#### Given entries

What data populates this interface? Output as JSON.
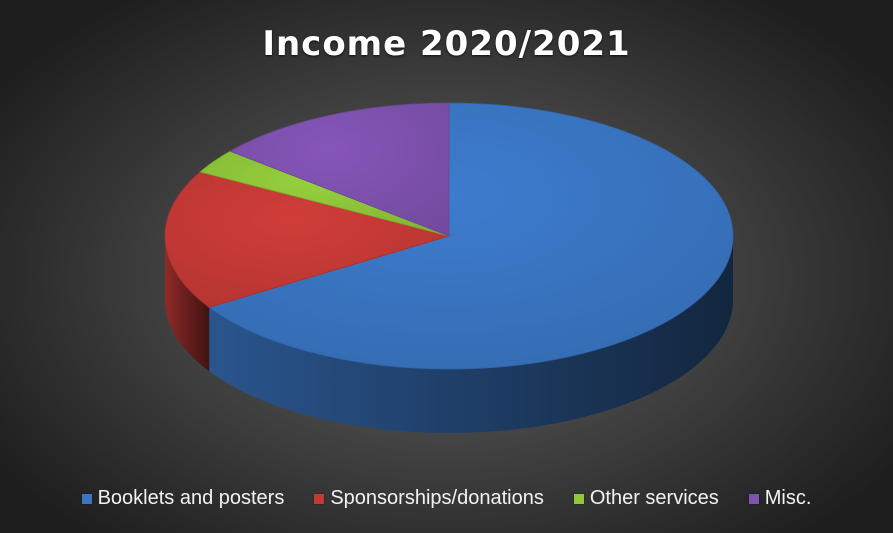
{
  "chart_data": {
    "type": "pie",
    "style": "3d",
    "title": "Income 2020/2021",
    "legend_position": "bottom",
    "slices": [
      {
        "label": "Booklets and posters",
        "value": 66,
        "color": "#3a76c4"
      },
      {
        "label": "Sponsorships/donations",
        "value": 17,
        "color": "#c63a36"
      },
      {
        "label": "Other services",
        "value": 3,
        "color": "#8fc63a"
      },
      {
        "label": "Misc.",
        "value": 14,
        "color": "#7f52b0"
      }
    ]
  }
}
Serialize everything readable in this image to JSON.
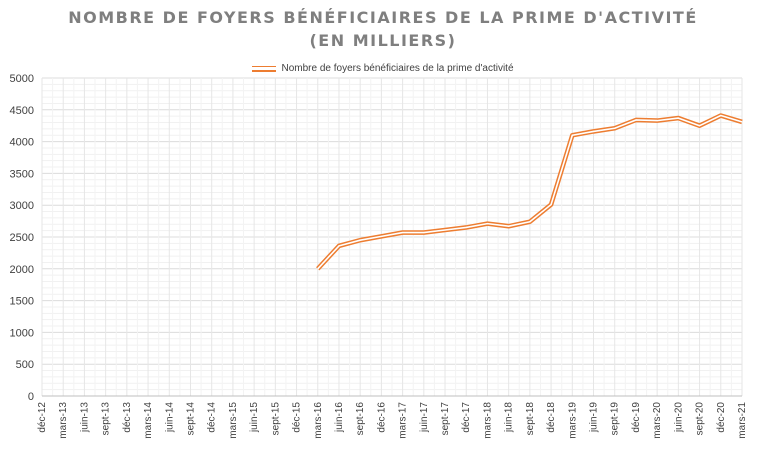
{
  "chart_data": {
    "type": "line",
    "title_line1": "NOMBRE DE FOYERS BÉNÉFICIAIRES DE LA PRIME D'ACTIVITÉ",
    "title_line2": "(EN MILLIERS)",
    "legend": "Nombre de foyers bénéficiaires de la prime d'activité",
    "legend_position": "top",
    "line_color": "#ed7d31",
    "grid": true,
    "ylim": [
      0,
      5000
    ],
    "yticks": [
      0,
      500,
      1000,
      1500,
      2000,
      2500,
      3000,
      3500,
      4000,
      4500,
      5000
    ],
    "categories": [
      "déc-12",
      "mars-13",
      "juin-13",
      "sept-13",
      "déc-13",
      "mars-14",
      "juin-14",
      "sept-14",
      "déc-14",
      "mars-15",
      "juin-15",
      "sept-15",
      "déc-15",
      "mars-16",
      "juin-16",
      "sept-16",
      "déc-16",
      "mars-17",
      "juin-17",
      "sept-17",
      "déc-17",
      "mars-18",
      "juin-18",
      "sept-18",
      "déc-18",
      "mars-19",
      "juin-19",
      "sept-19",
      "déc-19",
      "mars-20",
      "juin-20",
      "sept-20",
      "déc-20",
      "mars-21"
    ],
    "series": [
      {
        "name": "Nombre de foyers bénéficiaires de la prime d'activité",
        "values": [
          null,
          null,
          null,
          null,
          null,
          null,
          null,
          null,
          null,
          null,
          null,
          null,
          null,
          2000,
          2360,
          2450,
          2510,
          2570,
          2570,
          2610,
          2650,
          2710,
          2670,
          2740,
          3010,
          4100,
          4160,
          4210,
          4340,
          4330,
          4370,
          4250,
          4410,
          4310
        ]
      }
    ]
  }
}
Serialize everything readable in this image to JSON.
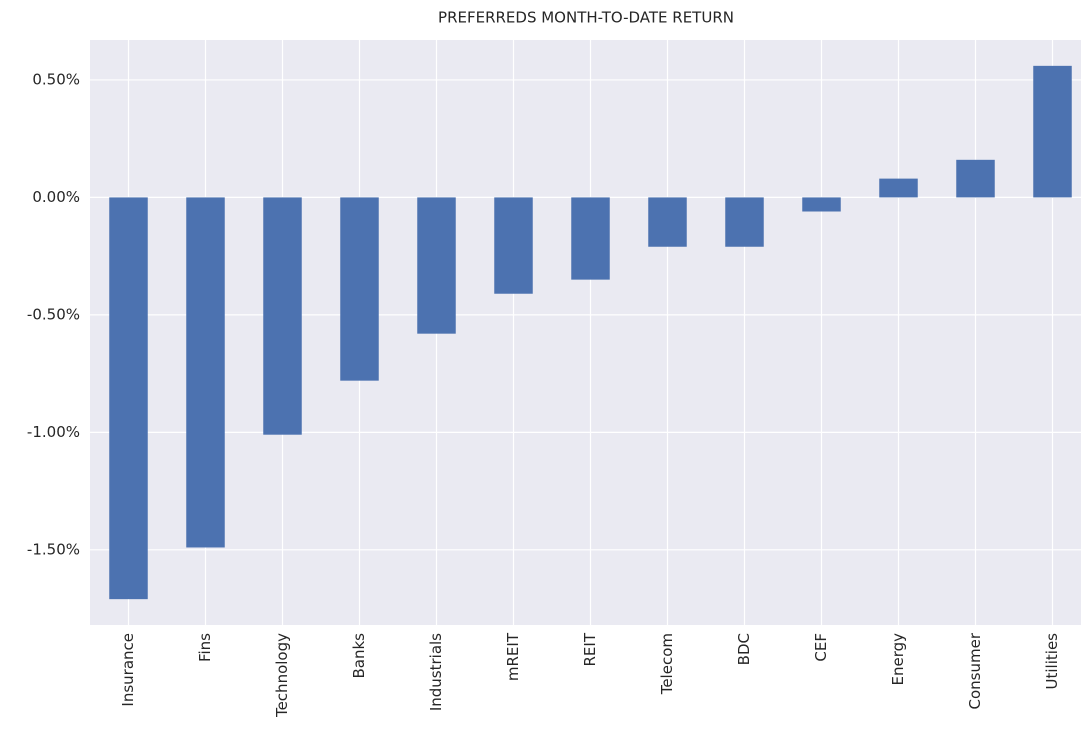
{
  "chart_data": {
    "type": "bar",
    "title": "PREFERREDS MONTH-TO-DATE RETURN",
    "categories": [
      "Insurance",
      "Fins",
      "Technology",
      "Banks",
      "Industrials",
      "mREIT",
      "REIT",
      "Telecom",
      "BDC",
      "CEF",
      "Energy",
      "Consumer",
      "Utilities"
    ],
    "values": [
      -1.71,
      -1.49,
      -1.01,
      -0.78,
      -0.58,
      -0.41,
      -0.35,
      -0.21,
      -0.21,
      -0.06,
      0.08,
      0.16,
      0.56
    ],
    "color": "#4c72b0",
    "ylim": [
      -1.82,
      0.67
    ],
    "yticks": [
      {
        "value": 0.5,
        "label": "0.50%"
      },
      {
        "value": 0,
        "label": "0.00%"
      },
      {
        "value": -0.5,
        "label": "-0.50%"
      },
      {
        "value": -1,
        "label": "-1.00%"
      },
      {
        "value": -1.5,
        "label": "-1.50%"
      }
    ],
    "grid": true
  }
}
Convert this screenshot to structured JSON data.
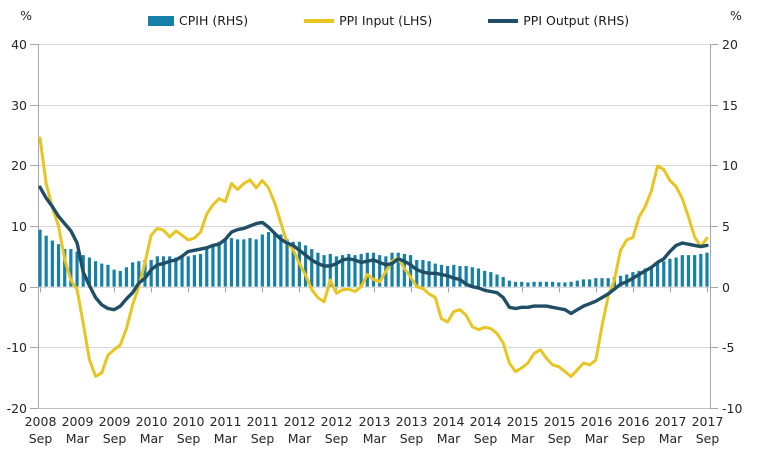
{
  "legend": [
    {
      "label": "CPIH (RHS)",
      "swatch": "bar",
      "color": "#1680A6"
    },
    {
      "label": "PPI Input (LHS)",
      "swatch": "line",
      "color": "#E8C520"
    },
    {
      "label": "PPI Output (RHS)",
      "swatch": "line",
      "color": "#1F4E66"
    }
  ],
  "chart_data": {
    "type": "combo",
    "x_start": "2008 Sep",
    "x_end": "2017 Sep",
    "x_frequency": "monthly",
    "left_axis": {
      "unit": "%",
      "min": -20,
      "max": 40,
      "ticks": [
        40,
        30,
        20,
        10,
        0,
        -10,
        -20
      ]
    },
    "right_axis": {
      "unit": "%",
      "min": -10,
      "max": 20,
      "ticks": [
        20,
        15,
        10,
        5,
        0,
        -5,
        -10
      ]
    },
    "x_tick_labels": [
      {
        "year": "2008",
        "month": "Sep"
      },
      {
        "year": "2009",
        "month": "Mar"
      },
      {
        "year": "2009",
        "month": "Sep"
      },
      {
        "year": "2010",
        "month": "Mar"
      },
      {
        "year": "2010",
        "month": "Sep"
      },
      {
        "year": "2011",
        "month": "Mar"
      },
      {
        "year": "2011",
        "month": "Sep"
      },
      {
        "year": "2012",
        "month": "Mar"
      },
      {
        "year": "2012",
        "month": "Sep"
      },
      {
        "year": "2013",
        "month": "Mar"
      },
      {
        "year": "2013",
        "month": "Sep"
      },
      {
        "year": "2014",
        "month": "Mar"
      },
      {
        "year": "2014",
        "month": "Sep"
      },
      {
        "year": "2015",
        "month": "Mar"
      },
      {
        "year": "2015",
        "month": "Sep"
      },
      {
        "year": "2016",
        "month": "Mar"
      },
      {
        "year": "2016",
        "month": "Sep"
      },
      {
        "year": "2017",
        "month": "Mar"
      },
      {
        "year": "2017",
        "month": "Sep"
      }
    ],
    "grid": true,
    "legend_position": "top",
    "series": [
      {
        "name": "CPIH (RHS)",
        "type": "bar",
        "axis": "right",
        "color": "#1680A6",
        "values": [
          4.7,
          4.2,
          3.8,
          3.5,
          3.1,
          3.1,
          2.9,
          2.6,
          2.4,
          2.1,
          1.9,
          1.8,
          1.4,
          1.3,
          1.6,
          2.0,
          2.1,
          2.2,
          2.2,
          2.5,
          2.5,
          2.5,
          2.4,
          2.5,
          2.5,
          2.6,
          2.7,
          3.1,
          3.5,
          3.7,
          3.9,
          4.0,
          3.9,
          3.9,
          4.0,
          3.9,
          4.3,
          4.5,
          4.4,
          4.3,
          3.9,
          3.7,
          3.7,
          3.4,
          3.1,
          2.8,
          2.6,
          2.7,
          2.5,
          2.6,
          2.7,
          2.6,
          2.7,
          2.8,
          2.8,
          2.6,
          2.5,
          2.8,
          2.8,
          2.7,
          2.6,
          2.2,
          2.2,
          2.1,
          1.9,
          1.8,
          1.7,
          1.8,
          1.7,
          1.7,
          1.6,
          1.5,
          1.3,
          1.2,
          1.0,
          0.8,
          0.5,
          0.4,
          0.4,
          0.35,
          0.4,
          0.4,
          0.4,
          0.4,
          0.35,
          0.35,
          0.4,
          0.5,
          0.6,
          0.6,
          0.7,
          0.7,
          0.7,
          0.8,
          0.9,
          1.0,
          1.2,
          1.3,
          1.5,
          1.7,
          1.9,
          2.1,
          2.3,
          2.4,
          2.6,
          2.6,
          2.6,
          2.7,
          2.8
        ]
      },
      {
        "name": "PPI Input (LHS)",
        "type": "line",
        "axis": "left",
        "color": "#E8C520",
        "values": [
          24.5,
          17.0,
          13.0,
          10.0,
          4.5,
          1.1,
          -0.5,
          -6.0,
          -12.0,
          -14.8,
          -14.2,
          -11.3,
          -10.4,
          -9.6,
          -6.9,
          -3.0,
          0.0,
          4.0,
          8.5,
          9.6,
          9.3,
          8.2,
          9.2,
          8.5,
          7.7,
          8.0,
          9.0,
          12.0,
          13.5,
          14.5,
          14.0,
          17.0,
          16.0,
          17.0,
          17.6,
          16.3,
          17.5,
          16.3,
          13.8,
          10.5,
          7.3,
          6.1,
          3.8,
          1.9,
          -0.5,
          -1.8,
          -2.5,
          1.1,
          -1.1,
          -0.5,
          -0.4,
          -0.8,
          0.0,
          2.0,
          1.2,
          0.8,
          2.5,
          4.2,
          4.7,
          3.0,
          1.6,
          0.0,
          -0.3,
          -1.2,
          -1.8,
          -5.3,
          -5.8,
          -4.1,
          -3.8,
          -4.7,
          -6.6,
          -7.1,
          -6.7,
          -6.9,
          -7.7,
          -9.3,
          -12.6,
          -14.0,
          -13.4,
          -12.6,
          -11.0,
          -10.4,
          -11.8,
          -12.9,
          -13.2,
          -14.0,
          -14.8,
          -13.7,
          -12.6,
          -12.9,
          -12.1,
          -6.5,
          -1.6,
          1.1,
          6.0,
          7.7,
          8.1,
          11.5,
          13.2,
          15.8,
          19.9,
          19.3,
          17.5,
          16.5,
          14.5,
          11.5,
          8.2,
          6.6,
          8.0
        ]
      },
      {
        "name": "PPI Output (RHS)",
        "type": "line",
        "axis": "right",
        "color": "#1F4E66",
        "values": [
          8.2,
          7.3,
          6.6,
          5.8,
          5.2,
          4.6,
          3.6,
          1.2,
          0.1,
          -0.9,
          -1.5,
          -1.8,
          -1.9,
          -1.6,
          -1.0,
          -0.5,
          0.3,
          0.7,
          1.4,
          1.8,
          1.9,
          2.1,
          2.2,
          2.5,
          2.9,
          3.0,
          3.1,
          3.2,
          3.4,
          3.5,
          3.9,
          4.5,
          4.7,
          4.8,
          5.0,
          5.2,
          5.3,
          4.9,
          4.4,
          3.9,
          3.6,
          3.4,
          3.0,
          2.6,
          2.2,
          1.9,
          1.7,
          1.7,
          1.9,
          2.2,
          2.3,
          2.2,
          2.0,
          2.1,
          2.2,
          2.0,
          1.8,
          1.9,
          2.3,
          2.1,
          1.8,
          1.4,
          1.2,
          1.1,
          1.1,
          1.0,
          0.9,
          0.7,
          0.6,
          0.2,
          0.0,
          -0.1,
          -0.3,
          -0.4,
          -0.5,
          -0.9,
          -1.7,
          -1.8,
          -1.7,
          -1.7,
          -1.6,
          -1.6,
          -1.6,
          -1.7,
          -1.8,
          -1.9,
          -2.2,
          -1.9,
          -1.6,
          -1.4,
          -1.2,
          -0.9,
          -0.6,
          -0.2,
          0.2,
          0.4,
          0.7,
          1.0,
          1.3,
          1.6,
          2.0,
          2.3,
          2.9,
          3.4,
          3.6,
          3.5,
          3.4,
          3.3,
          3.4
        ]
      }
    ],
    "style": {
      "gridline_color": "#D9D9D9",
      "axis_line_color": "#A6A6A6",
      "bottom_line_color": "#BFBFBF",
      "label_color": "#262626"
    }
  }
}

########

* _Exercise directions_
Extract each line holding the word "Output" from the records.

* _Task response_
What data populates this interface? Output as JSON.
      "label": "PPI Output (RHS)",
        "name": "PPI Output (RHS)",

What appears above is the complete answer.